Stored records:
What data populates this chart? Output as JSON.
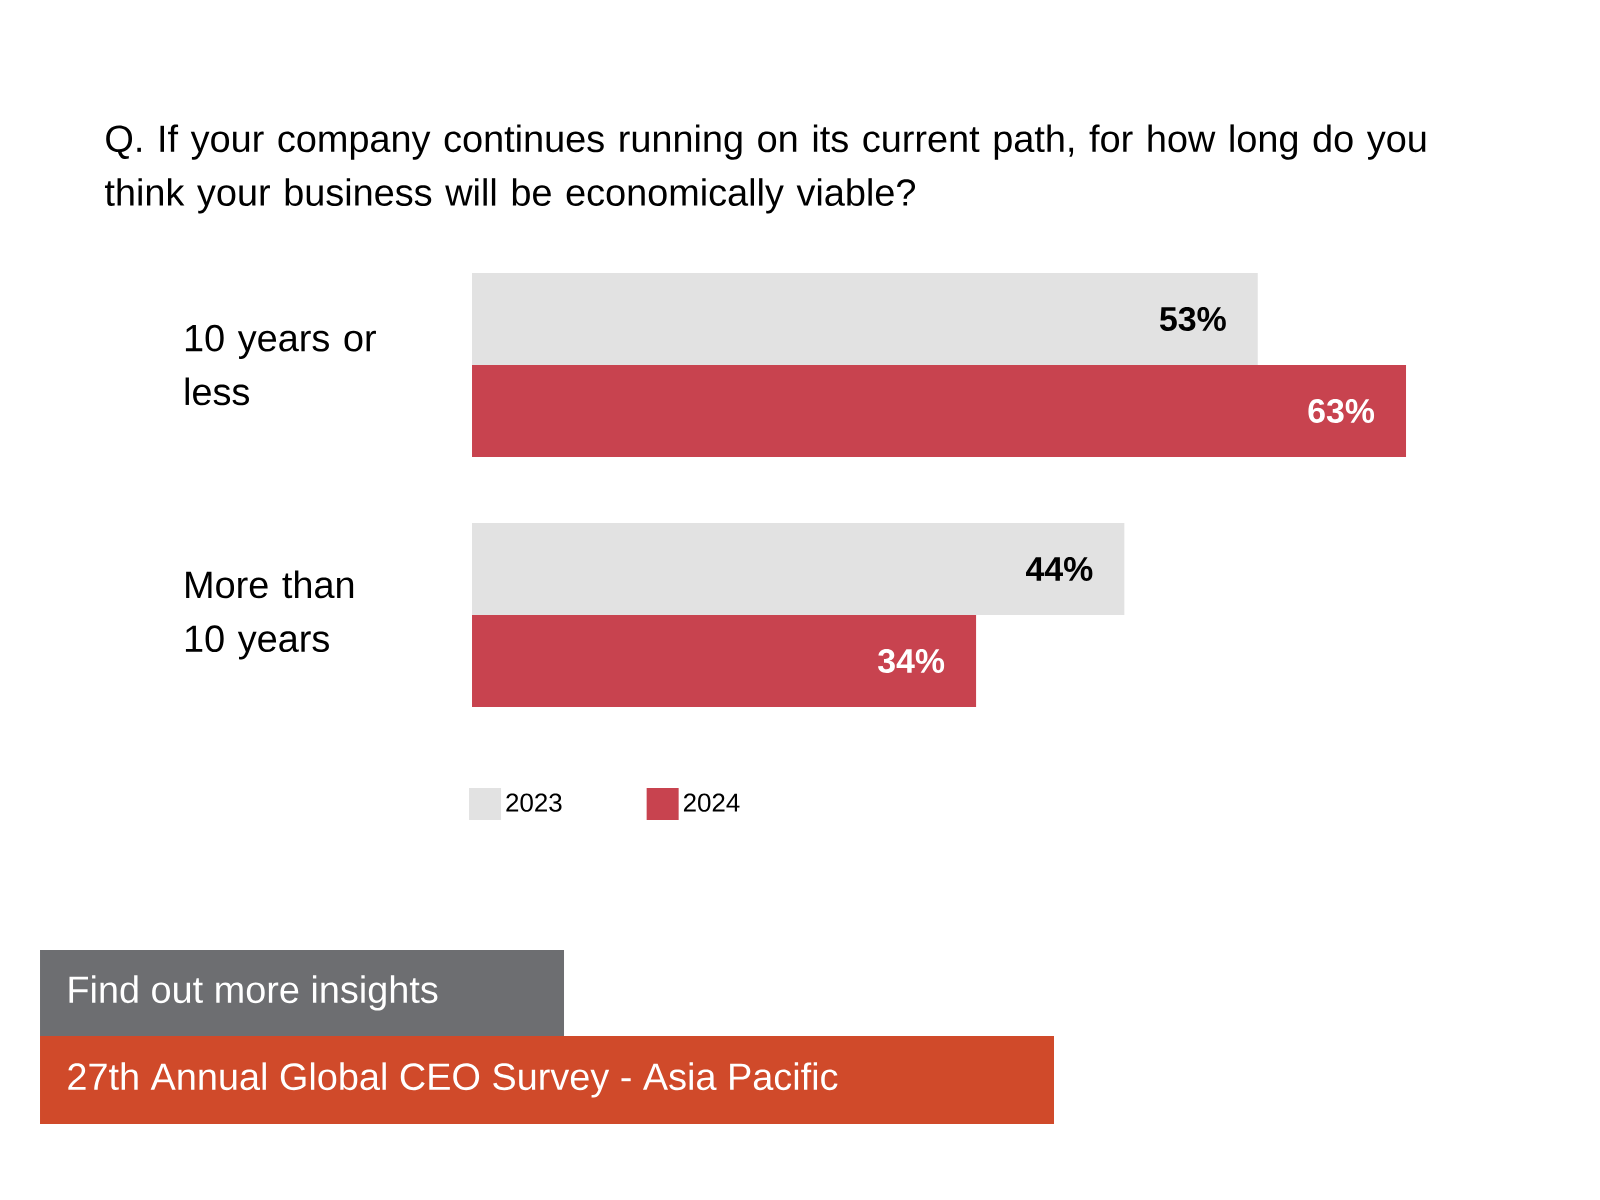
{
  "chart_data": {
    "type": "bar",
    "orientation": "horizontal",
    "title": "Q. If your company continues running on its current path, for how long do you think your business will be economically viable?",
    "categories": [
      "10 years or less",
      "More than 10 years"
    ],
    "series": [
      {
        "name": "2023",
        "color": "#e2e2e2",
        "values": [
          53,
          44
        ],
        "value_labels": [
          "53%",
          "44%"
        ]
      },
      {
        "name": "2024",
        "color": "#c8434f",
        "values": [
          63,
          34
        ],
        "value_labels": [
          "63%",
          "34%"
        ]
      }
    ],
    "xlim": [
      0,
      63
    ],
    "legend": "bottom",
    "annotations": [
      "Find out more insights",
      "27th Annual Global CEO Survey - Asia Pacific"
    ]
  }
}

■ **Task details**
Above are the records; reproduce them exactly and leave out the pictures.

■ **Output**
What data populates this chart? Output as JSON.
{
  "chart_data": {
    "type": "bar",
    "orientation": "horizontal",
    "title": "Q. If your company continues running on its current path, for how long do you think your business will be economically viable?",
    "categories": [
      "10 years or less",
      "More than 10 years"
    ],
    "series": [
      {
        "name": "2023",
        "color": "#e2e2e2",
        "values": [
          53,
          44
        ],
        "value_labels": [
          "53%",
          "44%"
        ]
      },
      {
        "name": "2024",
        "color": "#c8434f",
        "values": [
          63,
          34
        ],
        "value_labels": [
          "63%",
          "34%"
        ]
      }
    ],
    "xlim": [
      0,
      63
    ],
    "legend": "bottom",
    "annotations": [
      "Find out more insights",
      "27th Annual Global CEO Survey - Asia Pacific"
    ]
  }
}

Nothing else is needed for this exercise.